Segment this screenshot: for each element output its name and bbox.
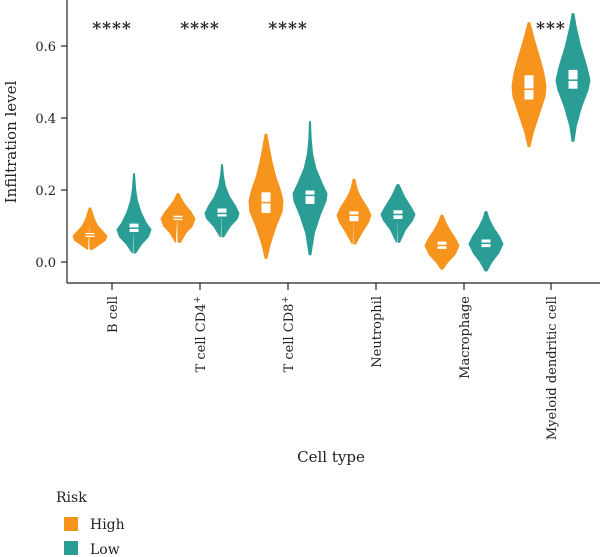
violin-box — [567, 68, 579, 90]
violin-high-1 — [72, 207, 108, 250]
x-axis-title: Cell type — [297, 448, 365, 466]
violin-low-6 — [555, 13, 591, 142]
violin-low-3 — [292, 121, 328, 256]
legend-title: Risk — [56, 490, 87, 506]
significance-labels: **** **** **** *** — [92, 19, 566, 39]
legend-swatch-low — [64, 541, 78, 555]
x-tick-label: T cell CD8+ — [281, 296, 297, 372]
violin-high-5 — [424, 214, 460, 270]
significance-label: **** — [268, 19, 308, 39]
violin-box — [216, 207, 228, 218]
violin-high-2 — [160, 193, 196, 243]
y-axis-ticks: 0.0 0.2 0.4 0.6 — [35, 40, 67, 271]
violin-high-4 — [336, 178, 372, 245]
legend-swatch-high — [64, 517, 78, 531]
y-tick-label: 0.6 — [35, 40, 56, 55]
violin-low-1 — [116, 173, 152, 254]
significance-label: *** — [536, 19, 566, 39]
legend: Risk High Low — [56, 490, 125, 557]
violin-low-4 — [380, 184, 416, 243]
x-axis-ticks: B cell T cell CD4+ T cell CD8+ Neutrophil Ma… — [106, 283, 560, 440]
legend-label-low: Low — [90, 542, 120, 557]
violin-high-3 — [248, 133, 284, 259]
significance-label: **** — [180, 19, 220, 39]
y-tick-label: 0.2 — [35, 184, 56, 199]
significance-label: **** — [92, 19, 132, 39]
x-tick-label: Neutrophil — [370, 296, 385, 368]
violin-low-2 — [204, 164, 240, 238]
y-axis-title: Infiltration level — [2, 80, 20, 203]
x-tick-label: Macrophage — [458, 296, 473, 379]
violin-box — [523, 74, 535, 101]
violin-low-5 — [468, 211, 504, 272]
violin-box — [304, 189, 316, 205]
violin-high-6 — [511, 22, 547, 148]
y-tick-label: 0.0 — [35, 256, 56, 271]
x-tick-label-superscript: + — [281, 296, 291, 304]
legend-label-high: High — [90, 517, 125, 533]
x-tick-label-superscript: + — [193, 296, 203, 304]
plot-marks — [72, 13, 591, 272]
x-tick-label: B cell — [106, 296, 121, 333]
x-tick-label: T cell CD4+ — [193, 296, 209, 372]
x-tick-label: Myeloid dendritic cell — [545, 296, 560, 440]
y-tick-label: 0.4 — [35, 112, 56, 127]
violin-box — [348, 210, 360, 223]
...
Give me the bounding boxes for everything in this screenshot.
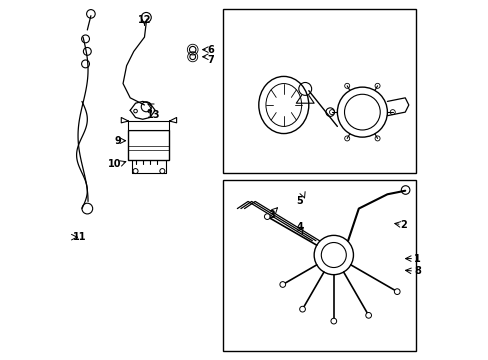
==
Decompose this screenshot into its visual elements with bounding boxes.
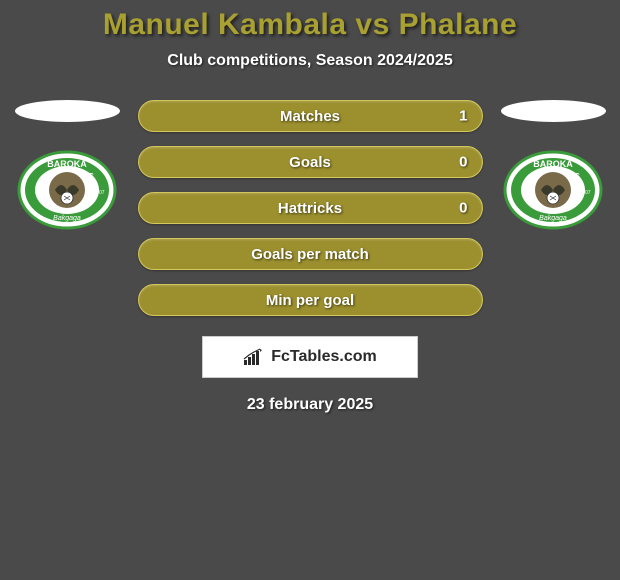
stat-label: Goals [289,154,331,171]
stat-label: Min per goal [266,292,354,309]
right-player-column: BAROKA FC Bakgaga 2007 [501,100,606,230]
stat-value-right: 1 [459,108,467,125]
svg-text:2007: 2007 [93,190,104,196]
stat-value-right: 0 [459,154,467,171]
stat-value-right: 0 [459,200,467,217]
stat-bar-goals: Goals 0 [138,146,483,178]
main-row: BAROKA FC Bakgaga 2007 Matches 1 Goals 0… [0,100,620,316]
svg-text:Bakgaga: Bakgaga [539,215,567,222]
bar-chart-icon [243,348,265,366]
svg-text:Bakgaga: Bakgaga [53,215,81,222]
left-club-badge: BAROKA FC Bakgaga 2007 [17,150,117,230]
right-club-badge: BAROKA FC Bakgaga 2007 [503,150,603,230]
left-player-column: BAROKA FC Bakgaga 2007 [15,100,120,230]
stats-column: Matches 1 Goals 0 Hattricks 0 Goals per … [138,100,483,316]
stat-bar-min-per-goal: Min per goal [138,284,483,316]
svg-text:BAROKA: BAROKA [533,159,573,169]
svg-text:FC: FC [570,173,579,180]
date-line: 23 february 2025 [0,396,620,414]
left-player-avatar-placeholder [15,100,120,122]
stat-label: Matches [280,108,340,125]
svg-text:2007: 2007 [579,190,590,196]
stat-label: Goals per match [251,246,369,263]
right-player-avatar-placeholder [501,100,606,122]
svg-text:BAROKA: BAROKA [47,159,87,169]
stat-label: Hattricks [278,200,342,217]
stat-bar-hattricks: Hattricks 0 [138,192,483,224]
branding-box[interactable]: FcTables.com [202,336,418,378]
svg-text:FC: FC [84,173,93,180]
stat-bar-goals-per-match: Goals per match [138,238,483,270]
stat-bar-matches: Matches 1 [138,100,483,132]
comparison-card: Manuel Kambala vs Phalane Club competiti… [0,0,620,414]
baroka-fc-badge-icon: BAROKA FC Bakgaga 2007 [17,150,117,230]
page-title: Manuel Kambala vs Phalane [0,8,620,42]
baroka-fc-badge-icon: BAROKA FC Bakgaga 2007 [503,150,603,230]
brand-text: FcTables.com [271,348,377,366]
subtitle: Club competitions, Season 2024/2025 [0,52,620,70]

§ WRITTEN TASK
Copy the material word for word from the line with "Segment this screenshot: for" to the line with "violin-low-3 — [292, 121, 328, 256]", including both of those lines. Leave the picture out of your copy.

§ RESULT OF THE EXERCISE
Segment this screenshot: for each element output its name and bbox.
violin-box — [567, 68, 579, 90]
violin-high-1 — [72, 207, 108, 250]
x-axis-title: Cell type — [297, 448, 365, 466]
violin-low-6 — [555, 13, 591, 142]
violin-low-3 — [292, 121, 328, 256]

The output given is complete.